Dataset items
____
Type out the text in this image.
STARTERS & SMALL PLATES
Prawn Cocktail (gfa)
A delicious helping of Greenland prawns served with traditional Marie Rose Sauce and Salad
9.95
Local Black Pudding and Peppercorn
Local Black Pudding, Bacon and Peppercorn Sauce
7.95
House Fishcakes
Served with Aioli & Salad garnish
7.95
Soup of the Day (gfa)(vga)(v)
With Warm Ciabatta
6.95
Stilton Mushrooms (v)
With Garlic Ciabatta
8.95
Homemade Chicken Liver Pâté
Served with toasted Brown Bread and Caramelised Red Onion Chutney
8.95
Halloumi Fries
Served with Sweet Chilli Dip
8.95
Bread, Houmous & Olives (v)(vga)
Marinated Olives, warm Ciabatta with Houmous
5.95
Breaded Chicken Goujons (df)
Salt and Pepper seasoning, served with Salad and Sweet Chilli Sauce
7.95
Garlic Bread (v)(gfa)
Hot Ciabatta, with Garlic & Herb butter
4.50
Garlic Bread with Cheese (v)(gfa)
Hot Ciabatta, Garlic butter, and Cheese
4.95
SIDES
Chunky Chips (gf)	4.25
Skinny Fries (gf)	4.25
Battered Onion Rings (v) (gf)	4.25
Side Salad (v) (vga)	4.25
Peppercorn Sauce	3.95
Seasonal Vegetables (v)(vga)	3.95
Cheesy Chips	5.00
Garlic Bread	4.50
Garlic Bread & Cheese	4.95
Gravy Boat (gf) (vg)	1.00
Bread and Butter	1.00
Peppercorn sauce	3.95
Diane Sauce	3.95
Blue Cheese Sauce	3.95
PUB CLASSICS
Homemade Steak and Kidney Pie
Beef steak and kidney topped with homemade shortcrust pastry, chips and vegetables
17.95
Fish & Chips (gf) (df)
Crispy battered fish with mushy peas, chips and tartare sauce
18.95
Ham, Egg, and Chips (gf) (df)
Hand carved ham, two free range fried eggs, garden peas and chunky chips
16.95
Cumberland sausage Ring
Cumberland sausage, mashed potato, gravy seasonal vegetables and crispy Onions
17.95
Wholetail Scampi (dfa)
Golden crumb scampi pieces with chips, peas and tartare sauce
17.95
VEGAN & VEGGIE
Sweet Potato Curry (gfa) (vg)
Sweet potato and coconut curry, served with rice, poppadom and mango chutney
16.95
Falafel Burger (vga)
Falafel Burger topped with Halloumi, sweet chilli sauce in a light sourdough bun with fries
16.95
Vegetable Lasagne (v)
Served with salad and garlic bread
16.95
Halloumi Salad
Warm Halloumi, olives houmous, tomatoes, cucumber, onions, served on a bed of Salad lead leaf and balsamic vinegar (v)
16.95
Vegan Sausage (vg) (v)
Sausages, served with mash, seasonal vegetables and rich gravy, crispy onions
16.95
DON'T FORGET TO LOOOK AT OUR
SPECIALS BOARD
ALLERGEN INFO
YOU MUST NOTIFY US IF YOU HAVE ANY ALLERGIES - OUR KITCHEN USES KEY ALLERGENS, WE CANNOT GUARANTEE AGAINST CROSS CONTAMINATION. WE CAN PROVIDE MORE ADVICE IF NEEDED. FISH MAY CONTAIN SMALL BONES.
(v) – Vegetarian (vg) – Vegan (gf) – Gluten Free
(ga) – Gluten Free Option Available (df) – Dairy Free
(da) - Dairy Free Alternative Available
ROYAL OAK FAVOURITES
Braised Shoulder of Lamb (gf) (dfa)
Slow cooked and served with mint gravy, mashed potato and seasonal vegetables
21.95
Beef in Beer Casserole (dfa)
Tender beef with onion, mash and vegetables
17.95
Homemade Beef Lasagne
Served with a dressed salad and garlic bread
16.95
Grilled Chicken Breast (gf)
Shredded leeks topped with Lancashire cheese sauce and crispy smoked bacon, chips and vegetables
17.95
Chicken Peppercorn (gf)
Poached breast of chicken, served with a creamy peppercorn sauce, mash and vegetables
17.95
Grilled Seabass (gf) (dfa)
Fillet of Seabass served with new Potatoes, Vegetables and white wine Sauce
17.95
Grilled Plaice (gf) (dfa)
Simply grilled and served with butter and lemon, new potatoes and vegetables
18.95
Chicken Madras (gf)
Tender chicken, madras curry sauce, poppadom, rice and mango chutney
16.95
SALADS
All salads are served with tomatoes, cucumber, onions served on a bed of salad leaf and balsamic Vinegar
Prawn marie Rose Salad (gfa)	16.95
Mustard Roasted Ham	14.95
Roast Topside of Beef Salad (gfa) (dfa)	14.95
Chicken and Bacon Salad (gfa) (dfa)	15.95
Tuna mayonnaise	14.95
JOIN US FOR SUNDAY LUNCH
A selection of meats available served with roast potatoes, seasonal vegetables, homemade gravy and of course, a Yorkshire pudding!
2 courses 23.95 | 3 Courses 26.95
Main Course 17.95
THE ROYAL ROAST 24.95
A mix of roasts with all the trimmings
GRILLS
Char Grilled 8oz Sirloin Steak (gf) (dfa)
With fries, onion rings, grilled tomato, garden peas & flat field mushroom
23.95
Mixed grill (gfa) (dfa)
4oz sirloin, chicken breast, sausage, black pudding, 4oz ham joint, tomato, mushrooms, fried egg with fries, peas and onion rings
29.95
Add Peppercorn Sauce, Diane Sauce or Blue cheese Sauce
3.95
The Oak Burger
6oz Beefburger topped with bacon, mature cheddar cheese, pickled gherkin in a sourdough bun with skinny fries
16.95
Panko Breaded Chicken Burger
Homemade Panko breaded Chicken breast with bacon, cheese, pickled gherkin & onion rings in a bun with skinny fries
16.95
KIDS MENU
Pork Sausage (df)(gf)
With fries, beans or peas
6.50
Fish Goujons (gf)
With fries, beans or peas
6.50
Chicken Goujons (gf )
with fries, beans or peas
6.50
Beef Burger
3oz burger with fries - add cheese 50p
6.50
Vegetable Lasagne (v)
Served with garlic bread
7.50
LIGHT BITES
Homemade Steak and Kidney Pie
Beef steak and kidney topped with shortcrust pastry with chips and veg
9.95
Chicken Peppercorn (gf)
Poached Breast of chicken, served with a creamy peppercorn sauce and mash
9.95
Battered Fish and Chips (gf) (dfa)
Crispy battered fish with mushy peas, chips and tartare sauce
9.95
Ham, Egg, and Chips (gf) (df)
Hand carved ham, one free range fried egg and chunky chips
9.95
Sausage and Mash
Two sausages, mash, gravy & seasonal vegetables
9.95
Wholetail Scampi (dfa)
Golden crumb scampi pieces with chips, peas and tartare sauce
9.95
____
## Problem description
All lines of the data above that include the word "range" must be shown.

## Response to this task
Hand carved ham, two free range fried eggs, garden peas and chunky chips
Hand carved ham, one free range fried egg and chunky chips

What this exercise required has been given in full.